**SHORT TASK:**
Scan the data below for the string "ffffff". Show every line where it turns up.

════════════════════

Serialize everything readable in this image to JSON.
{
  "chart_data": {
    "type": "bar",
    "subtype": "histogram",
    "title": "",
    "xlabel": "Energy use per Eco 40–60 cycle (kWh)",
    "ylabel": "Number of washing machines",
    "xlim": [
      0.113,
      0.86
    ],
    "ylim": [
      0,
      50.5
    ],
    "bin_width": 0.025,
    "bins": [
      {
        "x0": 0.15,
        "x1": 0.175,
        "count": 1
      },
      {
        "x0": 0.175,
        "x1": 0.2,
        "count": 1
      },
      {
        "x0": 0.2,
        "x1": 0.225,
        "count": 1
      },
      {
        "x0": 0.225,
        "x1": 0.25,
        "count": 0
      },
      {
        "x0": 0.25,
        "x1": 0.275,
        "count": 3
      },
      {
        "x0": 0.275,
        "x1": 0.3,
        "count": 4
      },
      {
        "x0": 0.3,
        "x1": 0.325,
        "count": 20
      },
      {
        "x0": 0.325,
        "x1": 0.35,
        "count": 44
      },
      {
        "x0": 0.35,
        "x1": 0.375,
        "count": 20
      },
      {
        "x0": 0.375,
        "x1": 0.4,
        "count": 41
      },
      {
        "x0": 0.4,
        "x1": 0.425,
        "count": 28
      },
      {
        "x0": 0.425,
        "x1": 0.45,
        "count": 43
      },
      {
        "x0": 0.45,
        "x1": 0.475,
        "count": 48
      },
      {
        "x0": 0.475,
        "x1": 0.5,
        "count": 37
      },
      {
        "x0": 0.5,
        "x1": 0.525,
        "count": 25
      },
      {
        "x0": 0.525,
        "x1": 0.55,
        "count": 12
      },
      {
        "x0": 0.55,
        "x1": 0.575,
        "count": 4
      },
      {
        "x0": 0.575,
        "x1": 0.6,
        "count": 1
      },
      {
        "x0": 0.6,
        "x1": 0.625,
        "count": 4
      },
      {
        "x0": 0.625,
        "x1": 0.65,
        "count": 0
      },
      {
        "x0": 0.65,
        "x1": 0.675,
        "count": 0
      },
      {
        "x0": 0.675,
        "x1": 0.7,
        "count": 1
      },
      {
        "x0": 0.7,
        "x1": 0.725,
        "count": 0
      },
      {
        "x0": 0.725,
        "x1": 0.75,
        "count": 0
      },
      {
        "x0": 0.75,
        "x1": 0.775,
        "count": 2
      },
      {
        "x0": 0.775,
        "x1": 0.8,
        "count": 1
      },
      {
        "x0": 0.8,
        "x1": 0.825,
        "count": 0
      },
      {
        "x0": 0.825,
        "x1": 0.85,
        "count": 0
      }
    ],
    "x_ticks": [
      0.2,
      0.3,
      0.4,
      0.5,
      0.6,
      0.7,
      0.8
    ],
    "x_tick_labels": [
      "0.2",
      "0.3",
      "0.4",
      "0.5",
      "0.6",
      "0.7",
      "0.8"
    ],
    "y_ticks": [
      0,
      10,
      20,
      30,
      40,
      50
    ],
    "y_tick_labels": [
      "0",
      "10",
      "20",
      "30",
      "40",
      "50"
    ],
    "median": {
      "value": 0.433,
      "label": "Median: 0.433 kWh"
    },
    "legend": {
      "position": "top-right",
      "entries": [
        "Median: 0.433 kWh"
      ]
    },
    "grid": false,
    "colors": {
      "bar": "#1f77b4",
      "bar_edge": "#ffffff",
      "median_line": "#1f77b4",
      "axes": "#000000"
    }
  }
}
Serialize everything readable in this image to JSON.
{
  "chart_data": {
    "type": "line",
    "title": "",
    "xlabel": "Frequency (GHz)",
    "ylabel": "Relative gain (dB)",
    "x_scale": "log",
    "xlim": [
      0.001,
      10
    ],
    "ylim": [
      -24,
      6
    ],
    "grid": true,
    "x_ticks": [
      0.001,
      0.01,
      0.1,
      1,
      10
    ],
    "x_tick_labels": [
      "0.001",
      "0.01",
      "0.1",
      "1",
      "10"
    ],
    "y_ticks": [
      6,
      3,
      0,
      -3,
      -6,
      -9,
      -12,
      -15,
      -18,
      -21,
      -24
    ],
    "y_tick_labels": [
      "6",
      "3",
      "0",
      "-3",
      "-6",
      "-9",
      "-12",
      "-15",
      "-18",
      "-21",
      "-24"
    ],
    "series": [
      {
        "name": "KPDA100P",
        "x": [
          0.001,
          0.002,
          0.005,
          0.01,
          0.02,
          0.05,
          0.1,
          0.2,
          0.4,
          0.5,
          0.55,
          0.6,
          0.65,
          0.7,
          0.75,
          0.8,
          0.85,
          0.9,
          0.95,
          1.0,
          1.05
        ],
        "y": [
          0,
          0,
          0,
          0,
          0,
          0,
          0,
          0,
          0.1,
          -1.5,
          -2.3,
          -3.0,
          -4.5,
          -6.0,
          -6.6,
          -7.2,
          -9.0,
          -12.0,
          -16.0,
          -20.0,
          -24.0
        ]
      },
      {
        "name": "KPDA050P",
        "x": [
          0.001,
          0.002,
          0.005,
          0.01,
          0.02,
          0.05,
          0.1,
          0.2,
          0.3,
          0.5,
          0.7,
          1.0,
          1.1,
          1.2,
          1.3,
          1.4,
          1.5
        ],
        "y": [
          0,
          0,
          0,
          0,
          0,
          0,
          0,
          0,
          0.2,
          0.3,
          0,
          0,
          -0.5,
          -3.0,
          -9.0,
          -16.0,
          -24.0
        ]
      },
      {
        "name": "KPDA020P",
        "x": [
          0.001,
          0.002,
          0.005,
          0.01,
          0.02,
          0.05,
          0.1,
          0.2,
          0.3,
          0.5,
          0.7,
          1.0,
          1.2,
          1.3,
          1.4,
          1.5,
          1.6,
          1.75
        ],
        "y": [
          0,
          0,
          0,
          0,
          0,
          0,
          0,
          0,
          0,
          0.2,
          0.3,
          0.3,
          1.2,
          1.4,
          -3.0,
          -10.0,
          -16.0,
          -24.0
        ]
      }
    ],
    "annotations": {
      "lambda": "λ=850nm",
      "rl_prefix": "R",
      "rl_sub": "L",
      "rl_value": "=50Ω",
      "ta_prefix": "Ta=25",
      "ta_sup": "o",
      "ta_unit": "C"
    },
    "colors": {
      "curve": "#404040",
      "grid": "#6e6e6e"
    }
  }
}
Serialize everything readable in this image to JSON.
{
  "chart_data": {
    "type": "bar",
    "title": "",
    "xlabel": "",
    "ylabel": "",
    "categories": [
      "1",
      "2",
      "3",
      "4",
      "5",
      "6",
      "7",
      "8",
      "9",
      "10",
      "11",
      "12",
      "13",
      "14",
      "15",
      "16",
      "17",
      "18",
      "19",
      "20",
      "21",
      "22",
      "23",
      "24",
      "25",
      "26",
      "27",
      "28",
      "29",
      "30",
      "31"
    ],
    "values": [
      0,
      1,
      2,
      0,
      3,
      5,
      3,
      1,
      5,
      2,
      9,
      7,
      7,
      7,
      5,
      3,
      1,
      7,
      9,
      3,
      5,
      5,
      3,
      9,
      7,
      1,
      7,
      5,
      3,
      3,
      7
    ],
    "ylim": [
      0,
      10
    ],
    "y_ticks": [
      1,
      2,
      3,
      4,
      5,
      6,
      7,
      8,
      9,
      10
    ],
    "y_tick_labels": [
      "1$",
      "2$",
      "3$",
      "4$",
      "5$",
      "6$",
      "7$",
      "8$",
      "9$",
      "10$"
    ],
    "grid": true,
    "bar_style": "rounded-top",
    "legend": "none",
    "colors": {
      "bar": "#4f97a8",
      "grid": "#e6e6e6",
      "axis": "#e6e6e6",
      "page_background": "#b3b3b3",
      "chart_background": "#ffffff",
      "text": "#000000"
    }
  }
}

════════════════════

**WRITTEN RESPONSE:**
      "bar_edge": "#ffffff",
      "chart_background": "#ffffff",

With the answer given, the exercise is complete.